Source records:
= = = = =

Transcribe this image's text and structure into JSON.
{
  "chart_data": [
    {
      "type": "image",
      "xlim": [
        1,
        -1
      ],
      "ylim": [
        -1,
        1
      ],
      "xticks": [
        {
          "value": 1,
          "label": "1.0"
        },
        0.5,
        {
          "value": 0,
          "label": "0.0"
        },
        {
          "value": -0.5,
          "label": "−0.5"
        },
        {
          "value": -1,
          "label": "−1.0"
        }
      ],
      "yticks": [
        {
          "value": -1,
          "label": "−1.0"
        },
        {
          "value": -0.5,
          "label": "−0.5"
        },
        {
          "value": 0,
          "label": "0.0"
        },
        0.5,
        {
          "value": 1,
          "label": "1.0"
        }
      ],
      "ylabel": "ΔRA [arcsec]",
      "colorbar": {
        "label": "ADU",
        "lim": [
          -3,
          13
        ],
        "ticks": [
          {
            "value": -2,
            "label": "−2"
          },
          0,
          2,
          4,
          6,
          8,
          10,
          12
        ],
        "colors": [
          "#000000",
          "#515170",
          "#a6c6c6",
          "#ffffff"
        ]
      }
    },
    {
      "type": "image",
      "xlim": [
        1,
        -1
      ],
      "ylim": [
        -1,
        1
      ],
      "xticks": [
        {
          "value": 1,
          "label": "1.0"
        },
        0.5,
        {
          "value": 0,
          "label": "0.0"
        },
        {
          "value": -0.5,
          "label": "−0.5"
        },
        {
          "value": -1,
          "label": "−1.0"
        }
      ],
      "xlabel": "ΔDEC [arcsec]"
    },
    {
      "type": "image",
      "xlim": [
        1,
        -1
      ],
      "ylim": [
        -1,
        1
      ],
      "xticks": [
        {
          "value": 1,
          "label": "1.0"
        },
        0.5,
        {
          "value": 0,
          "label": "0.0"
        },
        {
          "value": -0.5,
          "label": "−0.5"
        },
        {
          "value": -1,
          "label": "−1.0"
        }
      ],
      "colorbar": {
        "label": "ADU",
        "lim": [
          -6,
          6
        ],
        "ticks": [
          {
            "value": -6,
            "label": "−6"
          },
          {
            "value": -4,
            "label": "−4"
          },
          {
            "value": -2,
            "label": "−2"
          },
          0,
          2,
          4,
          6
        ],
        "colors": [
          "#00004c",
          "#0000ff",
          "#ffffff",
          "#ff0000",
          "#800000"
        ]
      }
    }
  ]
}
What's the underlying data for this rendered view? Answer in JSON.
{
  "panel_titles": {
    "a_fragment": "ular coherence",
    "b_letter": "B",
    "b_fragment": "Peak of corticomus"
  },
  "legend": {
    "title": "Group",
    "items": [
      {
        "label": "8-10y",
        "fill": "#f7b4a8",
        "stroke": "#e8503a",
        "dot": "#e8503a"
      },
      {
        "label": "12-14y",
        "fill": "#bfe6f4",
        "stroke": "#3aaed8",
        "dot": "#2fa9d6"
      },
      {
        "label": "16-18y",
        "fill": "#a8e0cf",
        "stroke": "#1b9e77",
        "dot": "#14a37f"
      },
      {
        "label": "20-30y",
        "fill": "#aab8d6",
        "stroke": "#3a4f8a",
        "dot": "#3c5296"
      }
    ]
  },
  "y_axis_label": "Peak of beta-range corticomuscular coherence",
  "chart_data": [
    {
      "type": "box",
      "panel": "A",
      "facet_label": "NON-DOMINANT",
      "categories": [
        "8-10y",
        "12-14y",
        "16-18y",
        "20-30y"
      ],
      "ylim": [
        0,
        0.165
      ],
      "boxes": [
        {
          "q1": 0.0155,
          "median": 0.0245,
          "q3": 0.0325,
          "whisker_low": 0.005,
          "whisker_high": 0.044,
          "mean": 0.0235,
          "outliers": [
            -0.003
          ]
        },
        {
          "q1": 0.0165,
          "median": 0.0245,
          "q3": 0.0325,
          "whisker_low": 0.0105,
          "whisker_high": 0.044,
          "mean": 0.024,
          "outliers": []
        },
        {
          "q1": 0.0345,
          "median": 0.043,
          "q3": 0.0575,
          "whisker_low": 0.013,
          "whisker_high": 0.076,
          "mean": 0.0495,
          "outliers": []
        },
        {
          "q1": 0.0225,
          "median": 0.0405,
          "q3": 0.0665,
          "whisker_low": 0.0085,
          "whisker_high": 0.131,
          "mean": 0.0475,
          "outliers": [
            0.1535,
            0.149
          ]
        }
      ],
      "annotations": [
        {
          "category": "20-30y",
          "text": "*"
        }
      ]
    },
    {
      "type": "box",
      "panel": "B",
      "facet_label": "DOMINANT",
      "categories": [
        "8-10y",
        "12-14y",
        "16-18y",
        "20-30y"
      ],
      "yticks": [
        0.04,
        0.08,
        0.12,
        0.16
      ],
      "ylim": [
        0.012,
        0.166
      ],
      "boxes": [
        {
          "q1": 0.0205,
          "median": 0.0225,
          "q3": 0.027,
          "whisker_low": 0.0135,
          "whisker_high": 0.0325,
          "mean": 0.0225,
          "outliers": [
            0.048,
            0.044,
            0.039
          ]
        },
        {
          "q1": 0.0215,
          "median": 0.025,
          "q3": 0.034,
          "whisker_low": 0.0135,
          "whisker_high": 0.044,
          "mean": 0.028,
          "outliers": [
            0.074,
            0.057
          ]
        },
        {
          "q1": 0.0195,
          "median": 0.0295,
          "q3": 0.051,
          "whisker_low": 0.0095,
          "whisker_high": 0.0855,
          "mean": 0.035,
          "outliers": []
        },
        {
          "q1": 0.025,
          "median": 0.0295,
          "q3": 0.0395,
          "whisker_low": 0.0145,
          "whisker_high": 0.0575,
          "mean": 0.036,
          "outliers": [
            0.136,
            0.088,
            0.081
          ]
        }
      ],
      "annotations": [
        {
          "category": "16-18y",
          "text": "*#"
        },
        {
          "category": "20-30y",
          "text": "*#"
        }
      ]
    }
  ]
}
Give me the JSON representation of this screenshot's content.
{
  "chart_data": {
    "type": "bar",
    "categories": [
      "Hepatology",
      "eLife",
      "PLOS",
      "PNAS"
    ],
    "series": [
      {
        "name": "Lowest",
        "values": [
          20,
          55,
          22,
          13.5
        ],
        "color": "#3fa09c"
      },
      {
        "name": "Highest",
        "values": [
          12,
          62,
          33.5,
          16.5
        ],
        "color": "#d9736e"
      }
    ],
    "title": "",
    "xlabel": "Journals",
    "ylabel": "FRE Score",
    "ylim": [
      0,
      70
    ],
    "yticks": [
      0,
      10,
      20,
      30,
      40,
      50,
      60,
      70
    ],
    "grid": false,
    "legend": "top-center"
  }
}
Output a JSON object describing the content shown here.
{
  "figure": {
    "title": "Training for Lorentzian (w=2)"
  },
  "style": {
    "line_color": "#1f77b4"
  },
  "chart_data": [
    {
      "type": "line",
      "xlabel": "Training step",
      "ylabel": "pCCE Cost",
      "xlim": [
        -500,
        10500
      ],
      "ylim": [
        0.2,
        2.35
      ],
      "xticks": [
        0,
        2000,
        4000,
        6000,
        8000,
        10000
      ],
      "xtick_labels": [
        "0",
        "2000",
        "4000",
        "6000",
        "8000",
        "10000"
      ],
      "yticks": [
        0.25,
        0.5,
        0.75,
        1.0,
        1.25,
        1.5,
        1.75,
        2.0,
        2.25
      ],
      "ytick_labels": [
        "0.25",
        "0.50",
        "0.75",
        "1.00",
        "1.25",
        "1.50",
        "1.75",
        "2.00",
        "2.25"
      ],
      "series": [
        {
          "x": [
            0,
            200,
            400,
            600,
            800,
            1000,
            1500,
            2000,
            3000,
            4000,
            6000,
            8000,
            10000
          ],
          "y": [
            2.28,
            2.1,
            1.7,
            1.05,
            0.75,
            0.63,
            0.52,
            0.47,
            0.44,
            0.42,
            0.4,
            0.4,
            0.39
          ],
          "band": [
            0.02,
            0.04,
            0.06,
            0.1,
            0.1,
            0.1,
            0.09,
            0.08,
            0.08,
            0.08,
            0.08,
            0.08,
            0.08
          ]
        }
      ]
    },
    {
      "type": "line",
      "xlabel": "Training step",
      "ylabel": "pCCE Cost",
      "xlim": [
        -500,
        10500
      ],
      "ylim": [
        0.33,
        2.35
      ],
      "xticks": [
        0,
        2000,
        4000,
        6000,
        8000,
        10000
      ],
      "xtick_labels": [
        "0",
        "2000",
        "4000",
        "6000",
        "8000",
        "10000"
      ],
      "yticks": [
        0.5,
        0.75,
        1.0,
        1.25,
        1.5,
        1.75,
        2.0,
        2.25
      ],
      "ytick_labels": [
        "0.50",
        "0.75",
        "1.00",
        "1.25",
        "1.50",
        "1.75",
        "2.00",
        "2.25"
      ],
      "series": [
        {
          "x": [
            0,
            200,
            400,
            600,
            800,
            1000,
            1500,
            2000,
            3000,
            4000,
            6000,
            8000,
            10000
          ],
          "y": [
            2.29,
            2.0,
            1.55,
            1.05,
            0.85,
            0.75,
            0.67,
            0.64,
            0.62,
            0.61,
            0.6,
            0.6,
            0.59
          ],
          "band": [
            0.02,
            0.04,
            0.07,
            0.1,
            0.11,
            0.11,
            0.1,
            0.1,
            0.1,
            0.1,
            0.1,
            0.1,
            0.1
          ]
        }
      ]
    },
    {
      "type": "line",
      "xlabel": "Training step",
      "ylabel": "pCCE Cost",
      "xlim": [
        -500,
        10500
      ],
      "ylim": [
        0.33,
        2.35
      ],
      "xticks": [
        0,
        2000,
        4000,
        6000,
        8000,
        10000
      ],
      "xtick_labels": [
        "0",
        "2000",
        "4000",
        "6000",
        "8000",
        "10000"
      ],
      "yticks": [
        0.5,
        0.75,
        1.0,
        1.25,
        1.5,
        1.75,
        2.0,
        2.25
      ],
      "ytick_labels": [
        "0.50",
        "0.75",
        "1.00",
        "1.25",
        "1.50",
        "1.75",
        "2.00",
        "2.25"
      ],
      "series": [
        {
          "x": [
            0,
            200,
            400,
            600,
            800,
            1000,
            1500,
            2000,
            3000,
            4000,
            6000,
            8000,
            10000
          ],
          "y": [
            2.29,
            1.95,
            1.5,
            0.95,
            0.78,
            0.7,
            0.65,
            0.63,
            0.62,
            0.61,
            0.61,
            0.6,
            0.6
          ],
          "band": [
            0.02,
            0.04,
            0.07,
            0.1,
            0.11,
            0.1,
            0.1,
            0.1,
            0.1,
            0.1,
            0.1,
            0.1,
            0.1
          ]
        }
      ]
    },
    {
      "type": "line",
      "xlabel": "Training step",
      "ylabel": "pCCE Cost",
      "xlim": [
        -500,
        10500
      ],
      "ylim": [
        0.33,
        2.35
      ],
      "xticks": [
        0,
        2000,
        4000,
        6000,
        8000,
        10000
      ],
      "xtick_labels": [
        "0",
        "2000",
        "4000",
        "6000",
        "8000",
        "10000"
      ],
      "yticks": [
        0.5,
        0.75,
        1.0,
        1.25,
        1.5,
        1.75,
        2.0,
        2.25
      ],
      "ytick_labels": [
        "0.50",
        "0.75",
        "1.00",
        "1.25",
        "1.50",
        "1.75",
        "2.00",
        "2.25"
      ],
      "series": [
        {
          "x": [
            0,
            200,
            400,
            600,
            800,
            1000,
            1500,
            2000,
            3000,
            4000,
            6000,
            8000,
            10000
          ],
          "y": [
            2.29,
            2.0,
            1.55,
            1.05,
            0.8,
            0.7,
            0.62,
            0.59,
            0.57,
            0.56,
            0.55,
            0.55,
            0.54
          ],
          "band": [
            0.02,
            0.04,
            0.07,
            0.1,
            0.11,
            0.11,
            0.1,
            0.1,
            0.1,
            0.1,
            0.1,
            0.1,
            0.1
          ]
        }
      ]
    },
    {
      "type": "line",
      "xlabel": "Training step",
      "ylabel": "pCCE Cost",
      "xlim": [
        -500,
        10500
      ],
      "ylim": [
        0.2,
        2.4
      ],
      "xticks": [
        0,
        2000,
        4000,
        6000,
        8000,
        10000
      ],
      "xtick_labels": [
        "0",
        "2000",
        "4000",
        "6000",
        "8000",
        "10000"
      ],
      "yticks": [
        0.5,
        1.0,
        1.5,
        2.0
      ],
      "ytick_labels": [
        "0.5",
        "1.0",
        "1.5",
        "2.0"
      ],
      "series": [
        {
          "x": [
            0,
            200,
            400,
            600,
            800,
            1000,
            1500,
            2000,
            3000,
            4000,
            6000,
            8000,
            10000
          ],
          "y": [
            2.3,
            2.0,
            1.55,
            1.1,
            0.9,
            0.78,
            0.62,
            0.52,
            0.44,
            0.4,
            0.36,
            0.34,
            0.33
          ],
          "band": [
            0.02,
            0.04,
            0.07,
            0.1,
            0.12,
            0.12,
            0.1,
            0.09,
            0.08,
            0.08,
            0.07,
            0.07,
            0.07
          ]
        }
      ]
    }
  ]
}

= = = = =

▸ **Set problem**:
Show every line above in which the word "DOMINANT" occurs.

▸ **Result of this task**:
      "facet_label": "NON-DOMINANT",
      "facet_label": "DOMINANT",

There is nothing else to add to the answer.